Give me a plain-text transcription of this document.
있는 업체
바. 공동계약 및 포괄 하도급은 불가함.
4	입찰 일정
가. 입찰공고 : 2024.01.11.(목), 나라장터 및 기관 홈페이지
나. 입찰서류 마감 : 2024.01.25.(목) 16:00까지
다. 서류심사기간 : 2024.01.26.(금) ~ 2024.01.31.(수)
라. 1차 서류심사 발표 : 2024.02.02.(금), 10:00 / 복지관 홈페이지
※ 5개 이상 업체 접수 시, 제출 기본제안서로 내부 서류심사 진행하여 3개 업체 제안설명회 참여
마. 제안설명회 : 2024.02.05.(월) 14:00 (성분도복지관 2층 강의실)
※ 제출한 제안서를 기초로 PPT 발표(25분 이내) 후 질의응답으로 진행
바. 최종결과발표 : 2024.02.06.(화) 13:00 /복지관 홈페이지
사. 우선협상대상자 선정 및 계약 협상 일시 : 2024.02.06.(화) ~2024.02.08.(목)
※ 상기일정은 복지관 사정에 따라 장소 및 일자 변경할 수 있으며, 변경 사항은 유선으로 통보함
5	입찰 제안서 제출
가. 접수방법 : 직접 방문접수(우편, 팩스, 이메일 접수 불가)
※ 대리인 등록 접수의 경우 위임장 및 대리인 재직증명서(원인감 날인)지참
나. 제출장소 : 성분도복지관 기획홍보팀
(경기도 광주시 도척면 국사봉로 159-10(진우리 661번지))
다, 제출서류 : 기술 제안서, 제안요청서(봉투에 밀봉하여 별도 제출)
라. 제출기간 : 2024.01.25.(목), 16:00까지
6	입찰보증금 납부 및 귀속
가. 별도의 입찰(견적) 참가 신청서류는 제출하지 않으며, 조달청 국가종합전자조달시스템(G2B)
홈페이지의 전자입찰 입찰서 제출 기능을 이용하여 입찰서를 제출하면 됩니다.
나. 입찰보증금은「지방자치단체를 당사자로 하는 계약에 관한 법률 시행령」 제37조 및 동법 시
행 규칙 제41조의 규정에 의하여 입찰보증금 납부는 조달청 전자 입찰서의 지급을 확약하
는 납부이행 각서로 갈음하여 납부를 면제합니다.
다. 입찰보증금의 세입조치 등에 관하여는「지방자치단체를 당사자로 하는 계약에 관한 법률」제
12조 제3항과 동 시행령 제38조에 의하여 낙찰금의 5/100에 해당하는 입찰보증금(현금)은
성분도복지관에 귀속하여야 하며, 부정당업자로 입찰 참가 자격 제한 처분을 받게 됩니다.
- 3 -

+ + + + +

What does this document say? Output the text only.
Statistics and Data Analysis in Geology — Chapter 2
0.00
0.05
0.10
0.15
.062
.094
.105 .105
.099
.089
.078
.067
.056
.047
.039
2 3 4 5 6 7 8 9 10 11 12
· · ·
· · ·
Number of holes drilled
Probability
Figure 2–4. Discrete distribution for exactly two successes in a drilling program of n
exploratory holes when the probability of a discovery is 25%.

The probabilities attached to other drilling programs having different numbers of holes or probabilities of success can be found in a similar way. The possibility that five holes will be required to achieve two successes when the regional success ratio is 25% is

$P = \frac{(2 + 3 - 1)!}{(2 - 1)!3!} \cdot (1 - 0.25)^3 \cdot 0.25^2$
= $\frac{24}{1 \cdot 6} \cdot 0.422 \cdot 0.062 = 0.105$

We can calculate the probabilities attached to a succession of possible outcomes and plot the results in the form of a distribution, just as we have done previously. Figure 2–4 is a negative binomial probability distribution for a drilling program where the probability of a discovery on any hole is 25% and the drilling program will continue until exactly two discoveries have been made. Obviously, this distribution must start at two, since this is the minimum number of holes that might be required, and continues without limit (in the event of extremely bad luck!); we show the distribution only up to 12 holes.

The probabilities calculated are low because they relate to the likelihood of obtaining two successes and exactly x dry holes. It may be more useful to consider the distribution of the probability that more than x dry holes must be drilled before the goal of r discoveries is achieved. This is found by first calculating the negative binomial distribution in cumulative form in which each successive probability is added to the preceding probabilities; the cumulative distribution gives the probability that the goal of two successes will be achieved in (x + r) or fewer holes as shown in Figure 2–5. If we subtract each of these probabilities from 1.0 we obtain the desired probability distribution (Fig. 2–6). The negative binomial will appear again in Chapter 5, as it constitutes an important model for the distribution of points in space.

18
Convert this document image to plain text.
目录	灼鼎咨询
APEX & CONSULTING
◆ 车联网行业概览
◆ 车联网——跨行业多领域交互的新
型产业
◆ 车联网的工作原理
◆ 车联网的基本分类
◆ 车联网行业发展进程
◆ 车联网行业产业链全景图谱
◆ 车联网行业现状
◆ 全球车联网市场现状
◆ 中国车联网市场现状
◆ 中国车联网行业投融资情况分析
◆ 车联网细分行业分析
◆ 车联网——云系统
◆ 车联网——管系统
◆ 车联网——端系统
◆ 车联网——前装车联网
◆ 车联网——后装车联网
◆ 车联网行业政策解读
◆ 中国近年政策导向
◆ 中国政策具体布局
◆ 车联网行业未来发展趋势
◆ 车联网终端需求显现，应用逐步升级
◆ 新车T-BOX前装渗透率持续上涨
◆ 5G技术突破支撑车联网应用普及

+ + + + +

* [SHORT TASK]:
Select every line of the records holding the string "당사자로".

* [THE RESPONSE]:
나. 입찰보증금은「지방자치단체를 당사자로 하는 계약에 관한 법률 시행령」 제37조 및 동법 시
다. 입찰보증금의 세입조치 등에 관하여는「지방자치단체를 당사자로 하는 계약에 관한 법률」제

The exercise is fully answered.